**Stated problem:**
Omit the images, then print each record below exactly as it reads.

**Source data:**
------------------------------------------------------------

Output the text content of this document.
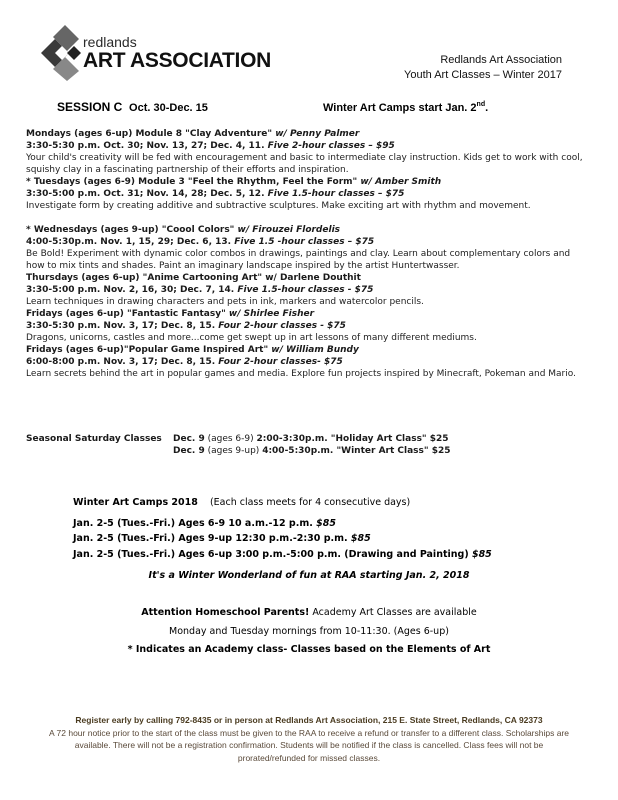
redlands
ART ASSOCIATION	Redlands Art Association
Youth Art Classes – Winter 2017
SESSION C Oct. 30-Dec. 15	Winter Art Camps start Jan. 2nd.
Mondays (ages 6-up) Module 8 "Clay Adventure" w/ Penny Palmer
3:30-5:30 p.m. Oct. 30; Nov. 13, 27; Dec. 4, 11. Five 2-hour classes – $95
Your child's creativity will be fed with encouragement and basic to intermediate clay instruction. Kids get to work with cool,
squishy clay in a fascinating partnership of their efforts and inspiration.
* Tuesdays (ages 6-9) Module 3 "Feel the Rhythm, Feel the Form" w/ Amber Smith
3:30-5:00 p.m. Oct. 31; Nov. 14, 28; Dec. 5, 12. Five 1.5-hour classes – $75
Investigate form by creating additive and subtractive sculptures. Make exciting art with rhythm and movement.
* Wednesdays (ages 9-up) "Coool Colors" w/ Firouzei Flordelis
4:00-5:30p.m. Nov. 1, 15, 29; Dec. 6, 13. Five 1.5 -hour classes – $75
Be Bold! Experiment with dynamic color combos in drawings, paintings and clay. Learn about complementary colors and
how to mix tints and shades. Paint an imaginary landscape inspired by the artist Huntertwasser.
Thursdays (ages 6-up) "Anime Cartooning Art" w/ Darlene Douthit
3:30-5:00 p.m. Nov. 2, 16, 30; Dec. 7, 14. Five 1.5-hour classes - $75
Learn techniques in drawing characters and pets in ink, markers and watercolor pencils.
Fridays (ages 6-up) "Fantastic Fantasy" w/ Shirlee Fisher
3:30-5:30 p.m. Nov. 3, 17; Dec. 8, 15. Four 2-hour classes - $75
Dragons, unicorns, castles and more...come get swept up in art lessons of many different mediums.
Fridays (ages 6-up)"Popular Game Inspired Art" w/ William Bundy
6:00-8:00 p.m. Nov. 3, 17; Dec. 8, 15. Four 2-hour classes- $75
Learn secrets behind the art in popular games and media. Explore fun projects inspired by Minecraft, Pokeman and Mario.
Seasonal Saturday Classes Dec. 9 (ages 6-9) 2:00-3:30p.m. "Holiday Art Class" $25
Dec. 9 (ages 9-up) 4:00-5:30p.m. "Winter Art Class" $25
Winter Art Camps 2018 (Each class meets for 4 consecutive days)
Jan. 2-5 (Tues.-Fri.) Ages 6-9 10 a.m.-12 p.m. $85
Jan. 2-5 (Tues.-Fri.) Ages 9-up 12:30 p.m.-2:30 p.m. $85
Jan. 2-5 (Tues.-Fri.) Ages 6-up 3:00 p.m.-5:00 p.m. (Drawing and Painting) $85
It's a Winter Wonderland of fun at RAA starting Jan. 2, 2018
Attention Homeschool Parents! Academy Art Classes are available
Monday and Tuesday mornings from 10-11:30. (Ages 6-up)
* Indicates an Academy class- Classes based on the Elements of Art
Register early by calling 792-8435 or in person at Redlands Art Association, 215 E. State Street, Redlands, CA 92373
A 72 hour notice prior to the start of the class must be given to the RAA to receive a refund or transfer to a different class. Scholarships are
available. There will not be a registration confirmation. Students will be notified if the class is cancelled. Class fees will not be
prorated/refunded for missed classes.
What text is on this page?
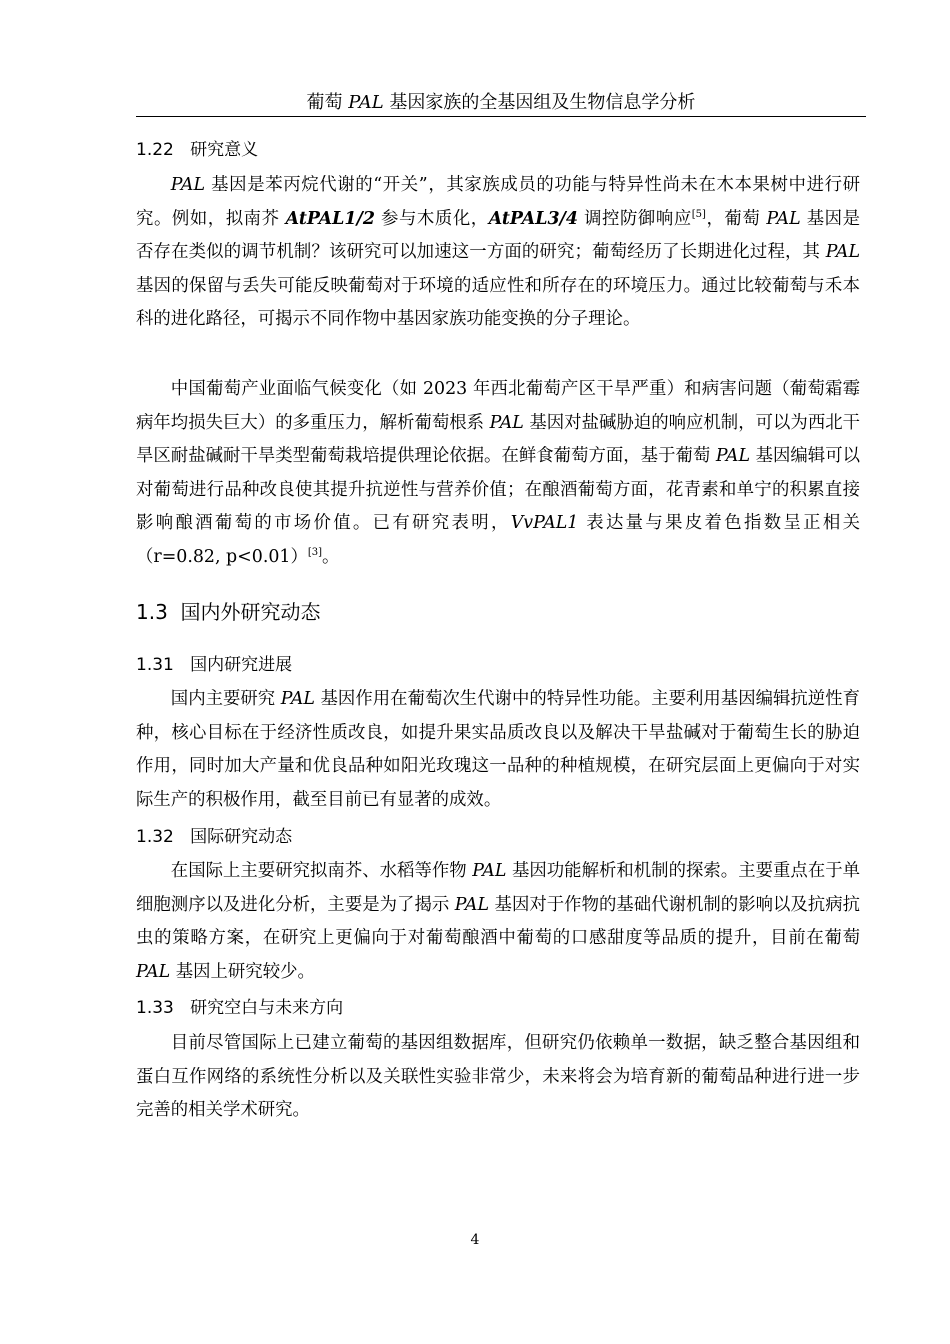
葡萄 PAL 基因家族的全基因组及生物信息学分析
1.22 研究意义

PAL 基因是苯丙烷代谢的“开关”，其家族成员的功能与特异性尚未在木本果树中进行研究。例如，拟南芥 AtPAL1/2 参与木质化，AtPAL3/4 调控防御响应[5]，葡萄 PAL 基因是否存在类似的调节机制？该研究可以加速这一方面的研究；葡萄经历了长期进化过程，其 PAL 基因的保留与丢失可能反映葡萄对于环境的适应性和所存在的环境压力。通过比较葡萄与禾本科的进化路径，可揭示不同作物中基因家族功能变换的分子理论。

中国葡萄产业面临气候变化（如 2023 年西北葡萄产区干旱严重）和病害问题（葡萄霜霉病年均损失巨大）的多重压力，解析葡萄根系 PAL 基因对盐碱胁迫的响应机制，可以为西北干旱区耐盐碱耐干旱类型葡萄栽培提供理论依据。在鲜食葡萄方面，基于葡萄 PAL 基因编辑可以对葡萄进行品种改良使其提升抗逆性与营养价值；在酿酒葡萄方面，花青素和单宁的积累直接影响酿酒葡萄的市场价值。已有研究表明，VvPAL1 表达量与果皮着色指数呈正相关（r=0.82, p<0.01）[3]。

1.3 国内外研究动态
1.31 国内研究进展

国内主要研究 PAL 基因作用在葡萄次生代谢中的特异性功能。主要利用基因编辑抗逆性育种，核心目标在于经济性质改良，如提升果实品质改良以及解决干旱盐碱对于葡萄生长的胁迫作用，同时加大产量和优良品种如阳光玫瑰这一品种的种植规模，在研究层面上更偏向于对实际生产的积极作用，截至目前已有显著的成效。

1.32 国际研究动态

在国际上主要研究拟南芥、水稻等作物 PAL 基因功能解析和机制的探索。主要重点在于单细胞测序以及进化分析，主要是为了揭示 PAL 基因对于作物的基础代谢机制的影响以及抗病抗虫的策略方案，在研究上更偏向于对葡萄酿酒中葡萄的口感甜度等品质的提升，目前在葡萄 PAL 基因上研究较少。

1.33 研究空白与未来方向

目前尽管国际上已建立葡萄的基因组数据库，但研究仍依赖单一数据，缺乏整合基因组和蛋白互作网络的系统性分析以及关联性实验非常少，未来将会为培育新的葡萄品种进行进一步完善的相关学术研究。

4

------------------------------------------------------------

**Full output:**
Output the text content of this document.
redlands
ART ASSOCIATION	Redlands Art Association
Youth Art Classes – Winter 2017
SESSION C Oct. 30-Dec. 15	Winter Art Camps start Jan. 2nd.
Mondays (ages 6-up) Module 8 "Clay Adventure" w/ Penny Palmer
3:30-5:30 p.m. Oct. 30; Nov. 13, 27; Dec. 4, 11. Five 2-hour classes – $95
Your child's creativity will be fed with encouragement and basic to intermediate clay instruction. Kids get to work with cool,
squishy clay in a fascinating partnership of their efforts and inspiration.
* Tuesdays (ages 6-9) Module 3 "Feel the Rhythm, Feel the Form" w/ Amber Smith
3:30-5:00 p.m. Oct. 31; Nov. 14, 28; Dec. 5, 12. Five 1.5-hour classes – $75
Investigate form by creating additive and subtractive sculptures. Make exciting art with rhythm and movement.
* Wednesdays (ages 9-up) "Coool Colors" w/ Firouzei Flordelis
4:00-5:30p.m. Nov. 1, 15, 29; Dec. 6, 13. Five 1.5 -hour classes – $75
Be Bold! Experiment with dynamic color combos in drawings, paintings and clay. Learn about complementary colors and
how to mix tints and shades. Paint an imaginary landscape inspired by the artist Huntertwasser.
Thursdays (ages 6-up) "Anime Cartooning Art" w/ Darlene Douthit
3:30-5:00 p.m. Nov. 2, 16, 30; Dec. 7, 14. Five 1.5-hour classes - $75
Learn techniques in drawing characters and pets in ink, markers and watercolor pencils.
Fridays (ages 6-up) "Fantastic Fantasy" w/ Shirlee Fisher
3:30-5:30 p.m. Nov. 3, 17; Dec. 8, 15. Four 2-hour classes - $75
Dragons, unicorns, castles and more...come get swept up in art lessons of many different mediums.
Fridays (ages 6-up)"Popular Game Inspired Art" w/ William Bundy
6:00-8:00 p.m. Nov. 3, 17; Dec. 8, 15. Four 2-hour classes- $75
Learn secrets behind the art in popular games and media. Explore fun projects inspired by Minecraft, Pokeman and Mario.
Seasonal Saturday Classes Dec. 9 (ages 6-9) 2:00-3:30p.m. "Holiday Art Class" $25
Dec. 9 (ages 9-up) 4:00-5:30p.m. "Winter Art Class" $25
Winter Art Camps 2018 (Each class meets for 4 consecutive days)
Jan. 2-5 (Tues.-Fri.) Ages 6-9 10 a.m.-12 p.m. $85
Jan. 2-5 (Tues.-Fri.) Ages 9-up 12:30 p.m.-2:30 p.m. $85
Jan. 2-5 (Tues.-Fri.) Ages 6-up 3:00 p.m.-5:00 p.m. (Drawing and Painting) $85
It's a Winter Wonderland of fun at RAA starting Jan. 2, 2018
Attention Homeschool Parents! Academy Art Classes are available
Monday and Tuesday mornings from 10-11:30. (Ages 6-up)
* Indicates an Academy class- Classes based on the Elements of Art
Register early by calling 792-8435 or in person at Redlands Art Association, 215 E. State Street, Redlands, CA 92373
A 72 hour notice prior to the start of the class must be given to the RAA to receive a refund or transfer to a different class. Scholarships are
available. There will not be a registration confirmation. Students will be notified if the class is cancelled. Class fees will not be
prorated/refunded for missed classes.
What text is on this page?
葡萄 PAL 基因家族的全基因组及生物信息学分析
1.22 研究意义

PAL 基因是苯丙烷代谢的“开关”，其家族成员的功能与特异性尚未在木本果树中进行研究。例如，拟南芥 AtPAL1/2 参与木质化，AtPAL3/4 调控防御响应[5]，葡萄 PAL 基因是否存在类似的调节机制？该研究可以加速这一方面的研究；葡萄经历了长期进化过程，其 PAL 基因的保留与丢失可能反映葡萄对于环境的适应性和所存在的环境压力。通过比较葡萄与禾本科的进化路径，可揭示不同作物中基因家族功能变换的分子理论。

中国葡萄产业面临气候变化（如 2023 年西北葡萄产区干旱严重）和病害问题（葡萄霜霉病年均损失巨大）的多重压力，解析葡萄根系 PAL 基因对盐碱胁迫的响应机制，可以为西北干旱区耐盐碱耐干旱类型葡萄栽培提供理论依据。在鲜食葡萄方面，基于葡萄 PAL 基因编辑可以对葡萄进行品种改良使其提升抗逆性与营养价值；在酿酒葡萄方面，花青素和单宁的积累直接影响酿酒葡萄的市场价值。已有研究表明，VvPAL1 表达量与果皮着色指数呈正相关（r=0.82, p<0.01）[3]。

1.3 国内外研究动态
1.31 国内研究进展

国内主要研究 PAL 基因作用在葡萄次生代谢中的特异性功能。主要利用基因编辑抗逆性育种，核心目标在于经济性质改良，如提升果实品质改良以及解决干旱盐碱对于葡萄生长的胁迫作用，同时加大产量和优良品种如阳光玫瑰这一品种的种植规模，在研究层面上更偏向于对实际生产的积极作用，截至目前已有显著的成效。

1.32 国际研究动态

在国际上主要研究拟南芥、水稻等作物 PAL 基因功能解析和机制的探索。主要重点在于单细胞测序以及进化分析，主要是为了揭示 PAL 基因对于作物的基础代谢机制的影响以及抗病抗虫的策略方案，在研究上更偏向于对葡萄酿酒中葡萄的口感甜度等品质的提升，目前在葡萄 PAL 基因上研究较少。

1.33 研究空白与未来方向

目前尽管国际上已建立葡萄的基因组数据库，但研究仍依赖单一数据，缺乏整合基因组和蛋白互作网络的系统性分析以及关联性实验非常少，未来将会为培育新的葡萄品种进行进一步完善的相关学术研究。

4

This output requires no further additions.